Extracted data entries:
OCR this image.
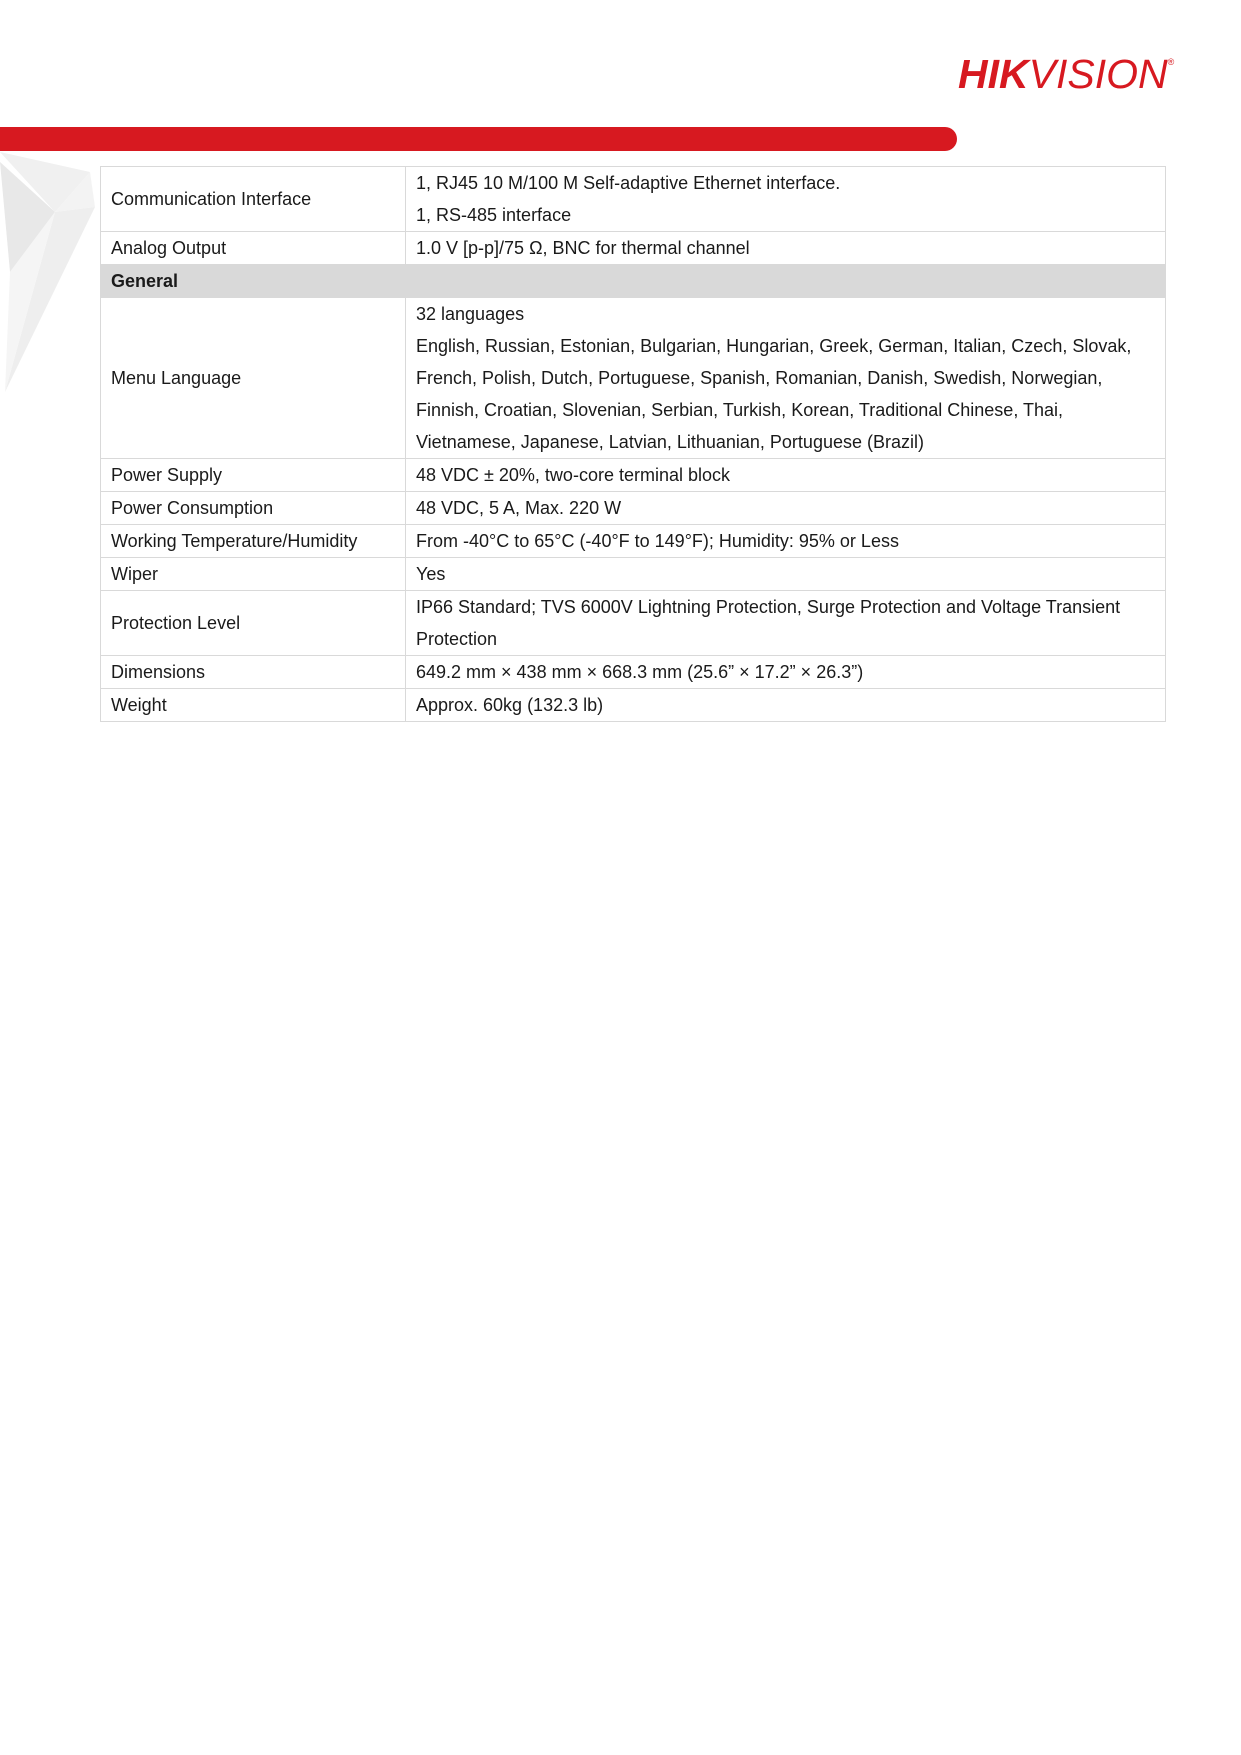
HIKVISION®
Communication Interface	1, RJ45 10 M/100 M Self-adaptive Ethernet interface.
1, RS-485 interface

Analog Output	1.0 V [p-p]/75 Ω, BNC for thermal channel

General	
Menu Language	32 languages
English, Russian, Estonian, Bulgarian, Hungarian, Greek, German, Italian, Czech, Slovak,
French, Polish, Dutch, Portuguese, Spanish, Romanian, Danish, Swedish, Norwegian,
Finnish, Croatian, Slovenian, Serbian, Turkish, Korean, Traditional Chinese, Thai,
Vietnamese, Japanese, Latvian, Lithuanian, Portuguese (Brazil)

Power Supply	48 VDC ± 20%, two-core terminal block

Power Consumption	48 VDC, 5 A, Max. 220 W

Working Temperature/Humidity	From -40°C to 65°C (-40°F to 149°F); Humidity: 95% or Less

Wiper	Yes

Protection Level	IP66 Standard; TVS 6000V Lightning Protection, Surge Protection and Voltage Transient
Protection

Dimensions	649.2 mm × 438 mm × 668.3 mm (25.6” × 17.2” × 26.3”)

Weight	Approx. 60kg (132.3 lb)
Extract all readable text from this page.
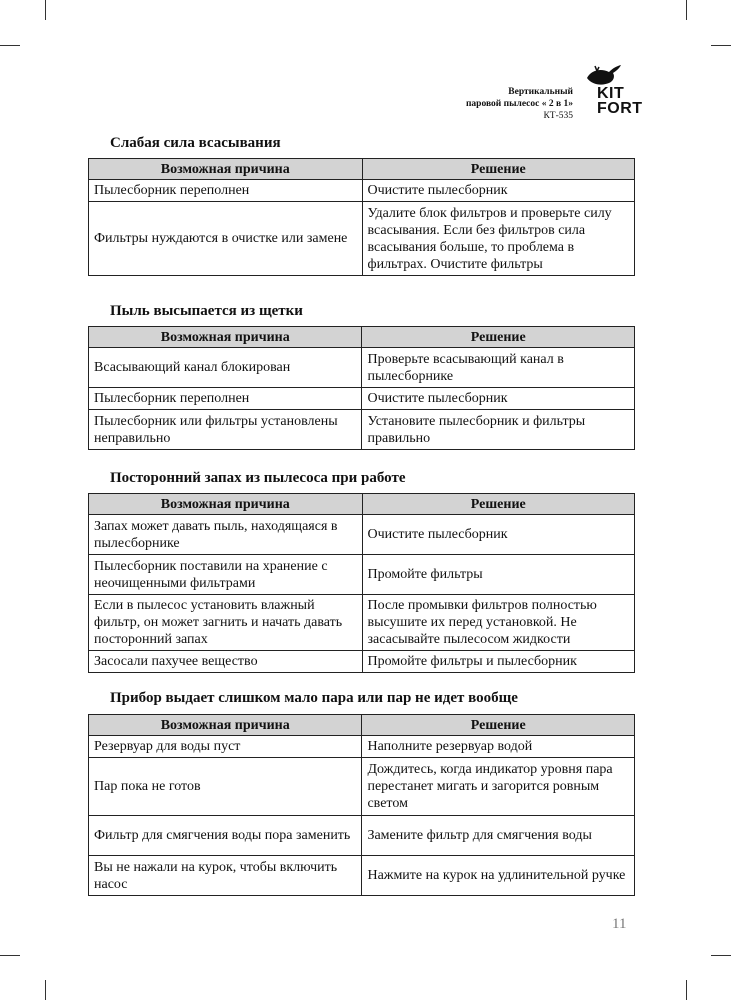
Вертикальный
паровой пылесос « 2 в 1»
КТ-535
KIT
FORT
Слабая сила всасывания
Возможная причина	Решение
Пылесборник переполнен	Очистите пылесборник
Фильтры нуждаются в очистке или замене	Удалите блок фильтров и проверьте силу всасывания. Если без фильтров сила всасывания больше, то проблема в фильтрах. Очистите фильтры
Пыль высыпается из щетки
Возможная причина	Решение
Всасывающий канал блокирован	Проверьте всасывающий канал в пылесборнике
Пылесборник переполнен	Очистите пылесборник
Пылесборник или фильтры установлены неправильно	Установите пылесборник и фильтры правильно
Посторонний запах из пылесоса при работе
Возможная причина	Решение
Запах может давать пыль, находящаяся в пылесборнике	Очистите пылесборник
Пылесборник поставили на хранение с неочищенными фильтрами	Промойте фильтры
Если в пылесос установить влажный фильтр, он может загнить и начать давать посторонний запах	После промывки фильтров полностью высушите их перед установкой. Не засасывайте пылесосом жидкости
Засосали пахучее вещество	Промойте фильтры и пылесборник
Прибор выдает слишком мало пара или пар не идет вообще
Возможная причина	Решение
Резервуар для воды пуст	Наполните резервуар водой
Пар пока не готов	Дождитесь, когда индикатор уровня пара перестанет мигать и загорится ровным светом
Фильтр для смягчения воды пора заменить	Замените фильтр для смягчения воды
Вы не нажали на курок, чтобы включить насос	Нажмите на курок на удлинительной ручке
11
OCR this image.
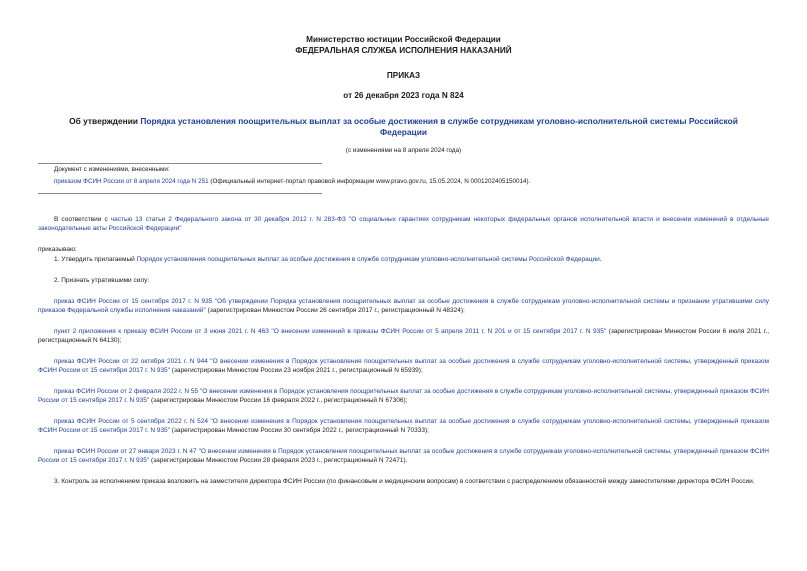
Министерство юстиции Российской Федерации
ФЕДЕРАЛЬНАЯ СЛУЖБА ИСПОЛНЕНИЯ НАКАЗАНИЙ
ПРИКАЗ
от 26 декабря 2023 года N 824
Об утверждении Порядка установления поощрительных выплат за особые достижения в службе сотрудникам уголовно-исполнительной системы Российской Федерации
(с изменениями на 8 апреля 2024 года)
Документ с изменениями, внесенными:
приказом ФСИН России от 8 апреля 2024 года N 251 (Официальный интернет-портал правовой информации www.pravo.gov.ru, 15.05.2024, N 0001202405150014).

В соответствии с частью 13 статьи 2 Федерального закона от 30 декабря 2012 г. N 283-ФЗ "О социальных гарантиях сотрудникам некоторых федеральных органов исполнительной власти и внесении изменений в отдельные законодательные акты Российской Федерации"

приказываю:

1. Утвердить прилагаемый Порядок установления поощрительных выплат за особые достижения в службе сотрудникам уголовно-исполнительной системы Российской Федерации.

2. Признать утратившими силу:

приказ ФСИН России от 15 сентября 2017 г. N 935 "Об утверждении Порядка установления поощрительных выплат за особые достижения в службе сотрудникам уголовно-исполнительной системы и признании утратившими силу приказов Федеральной службы исполнения наказаний" (зарегистрирован Минюстом России 26 сентября 2017 г., регистрационный N 48324);

пункт 2 приложения к приказу ФСИН России от 3 июня 2021 г. N 463 "О внесении изменений в приказы ФСИН России от 5 апреля 2011 г. N 201 и от 15 сентября 2017 г. N 935" (зарегистрирован Минюстом России 6 июля 2021 г., регистрационный N 64130);

приказ ФСИН России от 22 октября 2021 г. N 944 "О внесении изменения в Порядок установления поощрительных выплат за особые достижения в службе сотрудникам уголовно-исполнительной системы, утвержденный приказом ФСИН России от 15 сентября 2017 г. N 935" (зарегистрирован Минюстом России 23 ноября 2021 г., регистрационный N 65939);

приказ ФСИН России от 2 февраля 2022 г. N 55 "О внесении изменения в Порядок установления поощрительных выплат за особые достижения в службе сотрудникам уголовно-исполнительной системы, утвержденный приказом ФСИН России от 15 сентября 2017 г. N 935" (зарегистрирован Минюстом России 16 февраля 2022 г., регистрационный N 67306);

приказ ФСИН России от 5 сентября 2022 г. N 524 "О внесении изменения в Порядок установления поощрительных выплат за особые достижения в службе сотрудникам уголовно-исполнительной системы, утвержденный приказом ФСИН России от 15 сентября 2017 г. N 935" (зарегистрирован Минюстом России 30 сентября 2022 г., регистрационный N 70333);

приказ ФСИН России от 27 января 2023 г. N 47 "О внесении изменения в Порядок установления поощрительных выплат за особые достижения в службе сотрудникам уголовно-исполнительной системы, утвержденный приказом ФСИН России от 15 сентября 2017 г. N 935" (зарегистрирован Минюстом России 28 февраля 2023 г., регистрационный N 72471).

3. Контроль за исполнением приказа возложить на заместителя директора ФСИН России (по финансовым и медицинским вопросам) в соответствии с распределением обязанностей между заместителями директора ФСИН России.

### Problem statement
Find the word "фильтров" and list each line it appears in.

### Answer to the problem
Фильтры нуждаются в очистке или замене	Удалите блок фильтров и проверьте силу всасывания. Если без фильтров сила всасывания больше, то проблема в фильтрах. Очистите фильтры
Если в пылесос установить влажный фильтр, он может загнить и начать давать посторонний запах	После промывки фильтров полностью высушите их перед установкой. Не засасывайте пылесосом жидкости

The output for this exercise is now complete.